Extracted data:
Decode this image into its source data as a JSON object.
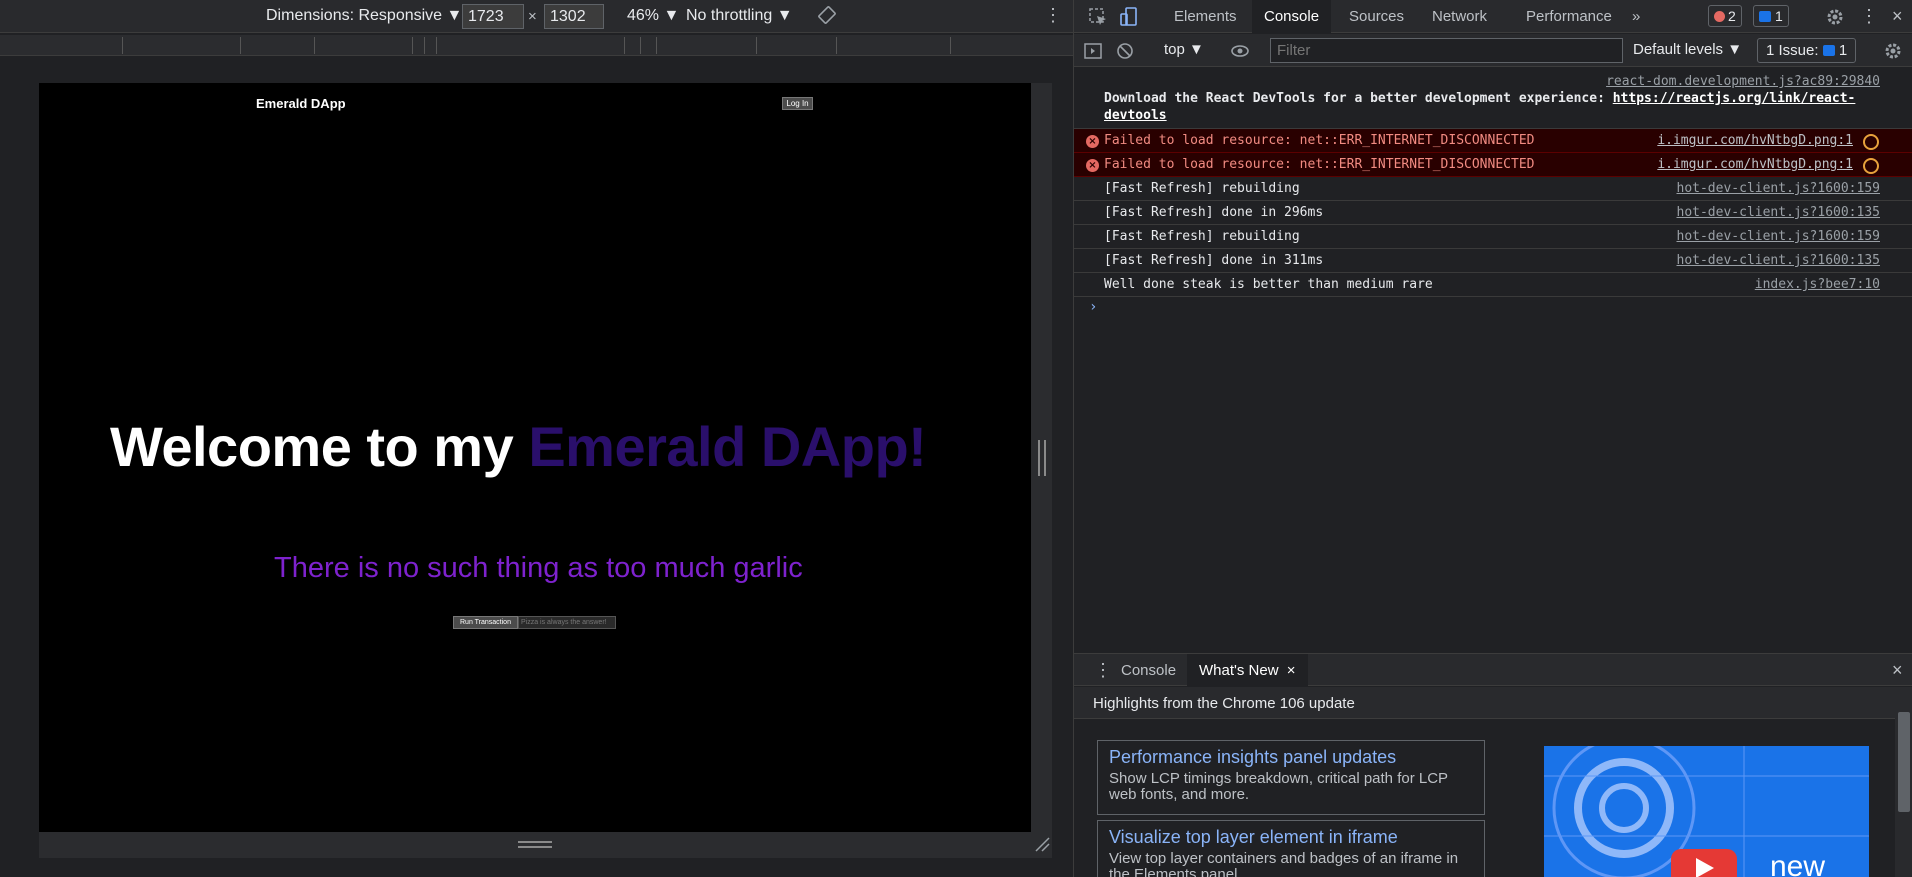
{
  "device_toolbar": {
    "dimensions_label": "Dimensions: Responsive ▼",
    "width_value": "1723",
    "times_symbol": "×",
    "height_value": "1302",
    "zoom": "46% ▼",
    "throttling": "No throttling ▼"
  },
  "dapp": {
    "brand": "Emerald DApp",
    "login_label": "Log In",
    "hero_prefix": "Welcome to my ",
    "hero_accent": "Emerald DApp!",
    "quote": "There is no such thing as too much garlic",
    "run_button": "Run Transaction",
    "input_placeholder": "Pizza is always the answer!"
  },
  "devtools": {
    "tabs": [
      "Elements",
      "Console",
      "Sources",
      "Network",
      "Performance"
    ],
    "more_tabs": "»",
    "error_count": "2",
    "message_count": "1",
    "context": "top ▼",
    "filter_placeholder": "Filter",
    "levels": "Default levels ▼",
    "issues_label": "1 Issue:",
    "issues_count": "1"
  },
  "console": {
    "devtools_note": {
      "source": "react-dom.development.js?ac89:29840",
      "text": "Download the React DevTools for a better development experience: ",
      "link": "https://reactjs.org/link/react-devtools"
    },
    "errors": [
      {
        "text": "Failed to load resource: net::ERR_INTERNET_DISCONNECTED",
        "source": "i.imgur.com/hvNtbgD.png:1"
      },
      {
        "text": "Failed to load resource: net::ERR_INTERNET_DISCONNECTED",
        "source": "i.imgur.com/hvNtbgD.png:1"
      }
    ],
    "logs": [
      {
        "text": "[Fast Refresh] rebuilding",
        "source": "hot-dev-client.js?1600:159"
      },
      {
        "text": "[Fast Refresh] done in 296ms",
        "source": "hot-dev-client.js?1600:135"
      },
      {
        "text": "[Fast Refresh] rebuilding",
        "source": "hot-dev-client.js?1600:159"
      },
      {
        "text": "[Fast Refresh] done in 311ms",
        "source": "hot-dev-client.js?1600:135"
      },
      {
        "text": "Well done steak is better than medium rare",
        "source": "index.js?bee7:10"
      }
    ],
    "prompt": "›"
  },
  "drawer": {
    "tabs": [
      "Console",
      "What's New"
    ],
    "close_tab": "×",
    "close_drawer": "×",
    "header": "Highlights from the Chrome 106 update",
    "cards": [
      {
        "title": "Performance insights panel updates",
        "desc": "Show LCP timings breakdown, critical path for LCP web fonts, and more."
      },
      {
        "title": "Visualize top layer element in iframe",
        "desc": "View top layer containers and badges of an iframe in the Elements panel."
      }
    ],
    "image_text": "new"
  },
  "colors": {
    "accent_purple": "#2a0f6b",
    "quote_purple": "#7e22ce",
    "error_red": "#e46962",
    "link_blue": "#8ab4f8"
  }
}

What is expected: Reproduce every entry word for word, but omit the pictures.

Output for this exercise:
Decode this image into its source data as a JSON object.
{
  "device_toolbar": {
    "dimensions_label": "Dimensions: Responsive ▼",
    "width_value": "1723",
    "times_symbol": "×",
    "height_value": "1302",
    "zoom": "46% ▼",
    "throttling": "No throttling ▼"
  },
  "dapp": {
    "brand": "Emerald DApp",
    "login_label": "Log In",
    "hero_prefix": "Welcome to my ",
    "hero_accent": "Emerald DApp!",
    "quote": "There is no such thing as too much garlic",
    "run_button": "Run Transaction",
    "input_placeholder": "Pizza is always the answer!"
  },
  "devtools": {
    "tabs": [
      "Elements",
      "Console",
      "Sources",
      "Network",
      "Performance"
    ],
    "more_tabs": "»",
    "error_count": "2",
    "message_count": "1",
    "context": "top ▼",
    "filter_placeholder": "Filter",
    "levels": "Default levels ▼",
    "issues_label": "1 Issue:",
    "issues_count": "1"
  },
  "console": {
    "devtools_note": {
      "source": "react-dom.development.js?ac89:29840",
      "text": "Download the React DevTools for a better development experience: ",
      "link": "https://reactjs.org/link/react-devtools"
    },
    "errors": [
      {
        "text": "Failed to load resource: net::ERR_INTERNET_DISCONNECTED",
        "source": "i.imgur.com/hvNtbgD.png:1"
      },
      {
        "text": "Failed to load resource: net::ERR_INTERNET_DISCONNECTED",
        "source": "i.imgur.com/hvNtbgD.png:1"
      }
    ],
    "logs": [
      {
        "text": "[Fast Refresh] rebuilding",
        "source": "hot-dev-client.js?1600:159"
      },
      {
        "text": "[Fast Refresh] done in 296ms",
        "source": "hot-dev-client.js?1600:135"
      },
      {
        "text": "[Fast Refresh] rebuilding",
        "source": "hot-dev-client.js?1600:159"
      },
      {
        "text": "[Fast Refresh] done in 311ms",
        "source": "hot-dev-client.js?1600:135"
      },
      {
        "text": "Well done steak is better than medium rare",
        "source": "index.js?bee7:10"
      }
    ],
    "prompt": "›"
  },
  "drawer": {
    "tabs": [
      "Console",
      "What's New"
    ],
    "close_tab": "×",
    "close_drawer": "×",
    "header": "Highlights from the Chrome 106 update",
    "cards": [
      {
        "title": "Performance insights panel updates",
        "desc": "Show LCP timings breakdown, critical path for LCP web fonts, and more."
      },
      {
        "title": "Visualize top layer element in iframe",
        "desc": "View top layer containers and badges of an iframe in the Elements panel."
      }
    ],
    "image_text": "new"
  },
  "colors": {
    "accent_purple": "#2a0f6b",
    "quote_purple": "#7e22ce",
    "error_red": "#e46962",
    "link_blue": "#8ab4f8"
  }
}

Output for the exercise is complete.